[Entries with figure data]
--- begin ---
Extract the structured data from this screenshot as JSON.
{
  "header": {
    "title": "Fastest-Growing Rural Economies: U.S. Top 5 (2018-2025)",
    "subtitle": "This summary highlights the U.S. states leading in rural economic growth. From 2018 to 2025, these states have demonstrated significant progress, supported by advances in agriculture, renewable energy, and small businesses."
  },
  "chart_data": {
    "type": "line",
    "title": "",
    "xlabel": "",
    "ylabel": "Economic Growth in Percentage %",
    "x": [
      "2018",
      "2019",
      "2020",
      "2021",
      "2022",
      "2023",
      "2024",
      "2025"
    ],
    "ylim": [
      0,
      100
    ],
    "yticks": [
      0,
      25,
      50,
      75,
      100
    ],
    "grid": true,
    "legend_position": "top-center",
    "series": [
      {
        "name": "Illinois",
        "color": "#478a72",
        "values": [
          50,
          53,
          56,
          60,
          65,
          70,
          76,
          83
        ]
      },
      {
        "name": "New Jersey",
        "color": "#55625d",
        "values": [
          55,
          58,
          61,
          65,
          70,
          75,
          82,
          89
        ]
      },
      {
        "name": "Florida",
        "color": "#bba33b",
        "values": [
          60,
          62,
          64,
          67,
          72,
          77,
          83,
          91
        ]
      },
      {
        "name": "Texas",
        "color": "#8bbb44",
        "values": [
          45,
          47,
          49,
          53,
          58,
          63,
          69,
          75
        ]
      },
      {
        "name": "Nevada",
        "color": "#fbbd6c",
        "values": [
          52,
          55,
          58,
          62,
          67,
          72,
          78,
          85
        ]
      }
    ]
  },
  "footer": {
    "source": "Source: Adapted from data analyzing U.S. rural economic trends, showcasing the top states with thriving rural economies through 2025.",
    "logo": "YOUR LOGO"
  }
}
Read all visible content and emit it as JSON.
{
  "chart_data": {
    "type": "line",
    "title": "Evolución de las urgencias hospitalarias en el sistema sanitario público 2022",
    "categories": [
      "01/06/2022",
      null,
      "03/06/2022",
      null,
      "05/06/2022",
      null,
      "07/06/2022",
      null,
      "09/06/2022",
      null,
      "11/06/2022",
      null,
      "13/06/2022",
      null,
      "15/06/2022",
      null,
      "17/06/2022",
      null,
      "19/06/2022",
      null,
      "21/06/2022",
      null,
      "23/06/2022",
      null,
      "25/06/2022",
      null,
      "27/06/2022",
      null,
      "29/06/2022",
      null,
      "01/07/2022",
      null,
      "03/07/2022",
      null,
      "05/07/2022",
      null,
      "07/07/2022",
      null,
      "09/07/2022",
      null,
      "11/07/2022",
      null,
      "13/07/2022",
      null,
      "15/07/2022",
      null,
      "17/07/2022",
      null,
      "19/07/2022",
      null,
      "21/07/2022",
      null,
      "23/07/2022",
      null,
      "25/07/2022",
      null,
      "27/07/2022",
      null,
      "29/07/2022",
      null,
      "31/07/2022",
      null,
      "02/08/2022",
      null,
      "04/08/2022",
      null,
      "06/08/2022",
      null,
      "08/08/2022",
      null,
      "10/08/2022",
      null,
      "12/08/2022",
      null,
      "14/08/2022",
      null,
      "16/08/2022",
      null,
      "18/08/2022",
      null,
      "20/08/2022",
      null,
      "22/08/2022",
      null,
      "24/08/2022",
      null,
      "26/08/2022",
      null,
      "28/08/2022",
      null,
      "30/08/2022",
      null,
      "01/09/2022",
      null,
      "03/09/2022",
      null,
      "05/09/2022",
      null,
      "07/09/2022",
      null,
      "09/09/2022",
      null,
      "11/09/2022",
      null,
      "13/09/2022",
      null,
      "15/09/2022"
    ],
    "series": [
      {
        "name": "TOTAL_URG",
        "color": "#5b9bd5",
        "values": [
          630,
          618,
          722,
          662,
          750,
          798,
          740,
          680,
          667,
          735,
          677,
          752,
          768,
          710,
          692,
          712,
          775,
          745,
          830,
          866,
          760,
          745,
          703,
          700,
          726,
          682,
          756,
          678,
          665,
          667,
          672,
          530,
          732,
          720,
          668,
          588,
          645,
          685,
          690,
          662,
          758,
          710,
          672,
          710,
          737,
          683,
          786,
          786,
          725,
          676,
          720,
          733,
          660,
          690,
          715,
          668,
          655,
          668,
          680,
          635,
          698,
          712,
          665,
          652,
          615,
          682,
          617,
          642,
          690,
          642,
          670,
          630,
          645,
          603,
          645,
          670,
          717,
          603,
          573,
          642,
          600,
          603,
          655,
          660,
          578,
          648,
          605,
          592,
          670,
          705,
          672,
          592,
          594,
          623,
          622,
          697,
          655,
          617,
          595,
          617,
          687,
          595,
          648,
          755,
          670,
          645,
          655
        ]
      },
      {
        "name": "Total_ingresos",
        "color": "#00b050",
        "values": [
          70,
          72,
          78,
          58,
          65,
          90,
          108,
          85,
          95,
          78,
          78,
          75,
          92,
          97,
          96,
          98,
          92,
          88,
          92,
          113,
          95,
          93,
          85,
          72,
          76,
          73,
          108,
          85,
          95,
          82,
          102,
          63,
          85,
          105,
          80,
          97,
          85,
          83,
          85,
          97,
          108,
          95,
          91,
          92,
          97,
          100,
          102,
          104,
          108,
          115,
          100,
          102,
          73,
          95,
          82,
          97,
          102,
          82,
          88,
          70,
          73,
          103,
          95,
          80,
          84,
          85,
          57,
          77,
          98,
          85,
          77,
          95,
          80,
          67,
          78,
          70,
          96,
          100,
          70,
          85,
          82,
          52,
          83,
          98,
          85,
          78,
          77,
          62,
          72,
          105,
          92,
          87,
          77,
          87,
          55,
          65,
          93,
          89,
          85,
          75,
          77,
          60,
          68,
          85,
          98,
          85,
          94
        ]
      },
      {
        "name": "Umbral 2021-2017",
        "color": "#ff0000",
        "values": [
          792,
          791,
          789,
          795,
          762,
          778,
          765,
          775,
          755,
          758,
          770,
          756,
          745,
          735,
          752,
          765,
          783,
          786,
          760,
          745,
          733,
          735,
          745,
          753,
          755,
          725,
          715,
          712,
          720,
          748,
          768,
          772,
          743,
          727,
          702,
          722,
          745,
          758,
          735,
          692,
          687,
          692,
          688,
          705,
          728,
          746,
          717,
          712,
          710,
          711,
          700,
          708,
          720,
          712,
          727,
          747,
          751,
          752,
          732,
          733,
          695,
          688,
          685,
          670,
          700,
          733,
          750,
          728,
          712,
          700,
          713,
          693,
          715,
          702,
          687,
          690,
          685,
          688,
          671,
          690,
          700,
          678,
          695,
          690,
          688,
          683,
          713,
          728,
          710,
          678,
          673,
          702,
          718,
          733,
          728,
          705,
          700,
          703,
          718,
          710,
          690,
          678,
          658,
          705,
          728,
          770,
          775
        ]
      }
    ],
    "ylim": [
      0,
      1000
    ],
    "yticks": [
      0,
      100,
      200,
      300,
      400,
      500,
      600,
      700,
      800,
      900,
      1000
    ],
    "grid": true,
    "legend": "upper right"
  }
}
--- end ---
● What you will do
Repeat the material in full, exactly as it stands.

● Result of the exercise
Extract the structured data from this screenshot as JSON.
{
  "header": {
    "title": "Fastest-Growing Rural Economies: U.S. Top 5 (2018-2025)",
    "subtitle": "This summary highlights the U.S. states leading in rural economic growth. From 2018 to 2025, these states have demonstrated significant progress, supported by advances in agriculture, renewable energy, and small businesses."
  },
  "chart_data": {
    "type": "line",
    "title": "",
    "xlabel": "",
    "ylabel": "Economic Growth in Percentage %",
    "x": [
      "2018",
      "2019",
      "2020",
      "2021",
      "2022",
      "2023",
      "2024",
      "2025"
    ],
    "ylim": [
      0,
      100
    ],
    "yticks": [
      0,
      25,
      50,
      75,
      100
    ],
    "grid": true,
    "legend_position": "top-center",
    "series": [
      {
        "name": "Illinois",
        "color": "#478a72",
        "values": [
          50,
          53,
          56,
          60,
          65,
          70,
          76,
          83
        ]
      },
      {
        "name": "New Jersey",
        "color": "#55625d",
        "values": [
          55,
          58,
          61,
          65,
          70,
          75,
          82,
          89
        ]
      },
      {
        "name": "Florida",
        "color": "#bba33b",
        "values": [
          60,
          62,
          64,
          67,
          72,
          77,
          83,
          91
        ]
      },
      {
        "name": "Texas",
        "color": "#8bbb44",
        "values": [
          45,
          47,
          49,
          53,
          58,
          63,
          69,
          75
        ]
      },
      {
        "name": "Nevada",
        "color": "#fbbd6c",
        "values": [
          52,
          55,
          58,
          62,
          67,
          72,
          78,
          85
        ]
      }
    ]
  },
  "footer": {
    "source": "Source: Adapted from data analyzing U.S. rural economic trends, showcasing the top states with thriving rural economies through 2025.",
    "logo": "YOUR LOGO"
  }
}
Read all visible content and emit it as JSON.
{
  "chart_data": {
    "type": "line",
    "title": "Evolución de las urgencias hospitalarias en el sistema sanitario público 2022",
    "categories": [
      "01/06/2022",
      null,
      "03/06/2022",
      null,
      "05/06/2022",
      null,
      "07/06/2022",
      null,
      "09/06/2022",
      null,
      "11/06/2022",
      null,
      "13/06/2022",
      null,
      "15/06/2022",
      null,
      "17/06/2022",
      null,
      "19/06/2022",
      null,
      "21/06/2022",
      null,
      "23/06/2022",
      null,
      "25/06/2022",
      null,
      "27/06/2022",
      null,
      "29/06/2022",
      null,
      "01/07/2022",
      null,
      "03/07/2022",
      null,
      "05/07/2022",
      null,
      "07/07/2022",
      null,
      "09/07/2022",
      null,
      "11/07/2022",
      null,
      "13/07/2022",
      null,
      "15/07/2022",
      null,
      "17/07/2022",
      null,
      "19/07/2022",
      null,
      "21/07/2022",
      null,
      "23/07/2022",
      null,
      "25/07/2022",
      null,
      "27/07/2022",
      null,
      "29/07/2022",
      null,
      "31/07/2022",
      null,
      "02/08/2022",
      null,
      "04/08/2022",
      null,
      "06/08/2022",
      null,
      "08/08/2022",
      null,
      "10/08/2022",
      null,
      "12/08/2022",
      null,
      "14/08/2022",
      null,
      "16/08/2022",
      null,
      "18/08/2022",
      null,
      "20/08/2022",
      null,
      "22/08/2022",
      null,
      "24/08/2022",
      null,
      "26/08/2022",
      null,
      "28/08/2022",
      null,
      "30/08/2022",
      null,
      "01/09/2022",
      null,
      "03/09/2022",
      null,
      "05/09/2022",
      null,
      "07/09/2022",
      null,
      "09/09/2022",
      null,
      "11/09/2022",
      null,
      "13/09/2022",
      null,
      "15/09/2022"
    ],
    "series": [
      {
        "name": "TOTAL_URG",
        "color": "#5b9bd5",
        "values": [
          630,
          618,
          722,
          662,
          750,
          798,
          740,
          680,
          667,
          735,
          677,
          752,
          768,
          710,
          692,
          712,
          775,
          745,
          830,
          866,
          760,
          745,
          703,
          700,
          726,
          682,
          756,
          678,
          665,
          667,
          672,
          530,
          732,
          720,
          668,
          588,
          645,
          685,
          690,
          662,
          758,
          710,
          672,
          710,
          737,
          683,
          786,
          786,
          725,
          676,
          720,
          733,
          660,
          690,
          715,
          668,
          655,
          668,
          680,
          635,
          698,
          712,
          665,
          652,
          615,
          682,
          617,
          642,
          690,
          642,
          670,
          630,
          645,
          603,
          645,
          670,
          717,
          603,
          573,
          642,
          600,
          603,
          655,
          660,
          578,
          648,
          605,
          592,
          670,
          705,
          672,
          592,
          594,
          623,
          622,
          697,
          655,
          617,
          595,
          617,
          687,
          595,
          648,
          755,
          670,
          645,
          655
        ]
      },
      {
        "name": "Total_ingresos",
        "color": "#00b050",
        "values": [
          70,
          72,
          78,
          58,
          65,
          90,
          108,
          85,
          95,
          78,
          78,
          75,
          92,
          97,
          96,
          98,
          92,
          88,
          92,
          113,
          95,
          93,
          85,
          72,
          76,
          73,
          108,
          85,
          95,
          82,
          102,
          63,
          85,
          105,
          80,
          97,
          85,
          83,
          85,
          97,
          108,
          95,
          91,
          92,
          97,
          100,
          102,
          104,
          108,
          115,
          100,
          102,
          73,
          95,
          82,
          97,
          102,
          82,
          88,
          70,
          73,
          103,
          95,
          80,
          84,
          85,
          57,
          77,
          98,
          85,
          77,
          95,
          80,
          67,
          78,
          70,
          96,
          100,
          70,
          85,
          82,
          52,
          83,
          98,
          85,
          78,
          77,
          62,
          72,
          105,
          92,
          87,
          77,
          87,
          55,
          65,
          93,
          89,
          85,
          75,
          77,
          60,
          68,
          85,
          98,
          85,
          94
        ]
      },
      {
        "name": "Umbral 2021-2017",
        "color": "#ff0000",
        "values": [
          792,
          791,
          789,
          795,
          762,
          778,
          765,
          775,
          755,
          758,
          770,
          756,
          745,
          735,
          752,
          765,
          783,
          786,
          760,
          745,
          733,
          735,
          745,
          753,
          755,
          725,
          715,
          712,
          720,
          748,
          768,
          772,
          743,
          727,
          702,
          722,
          745,
          758,
          735,
          692,
          687,
          692,
          688,
          705,
          728,
          746,
          717,
          712,
          710,
          711,
          700,
          708,
          720,
          712,
          727,
          747,
          751,
          752,
          732,
          733,
          695,
          688,
          685,
          670,
          700,
          733,
          750,
          728,
          712,
          700,
          713,
          693,
          715,
          702,
          687,
          690,
          685,
          688,
          671,
          690,
          700,
          678,
          695,
          690,
          688,
          683,
          713,
          728,
          710,
          678,
          673,
          702,
          718,
          733,
          728,
          705,
          700,
          703,
          718,
          710,
          690,
          678,
          658,
          705,
          728,
          770,
          775
        ]
      }
    ],
    "ylim": [
      0,
      1000
    ],
    "yticks": [
      0,
      100,
      200,
      300,
      400,
      500,
      600,
      700,
      800,
      900,
      1000
    ],
    "grid": true,
    "legend": "upper right"
  }
}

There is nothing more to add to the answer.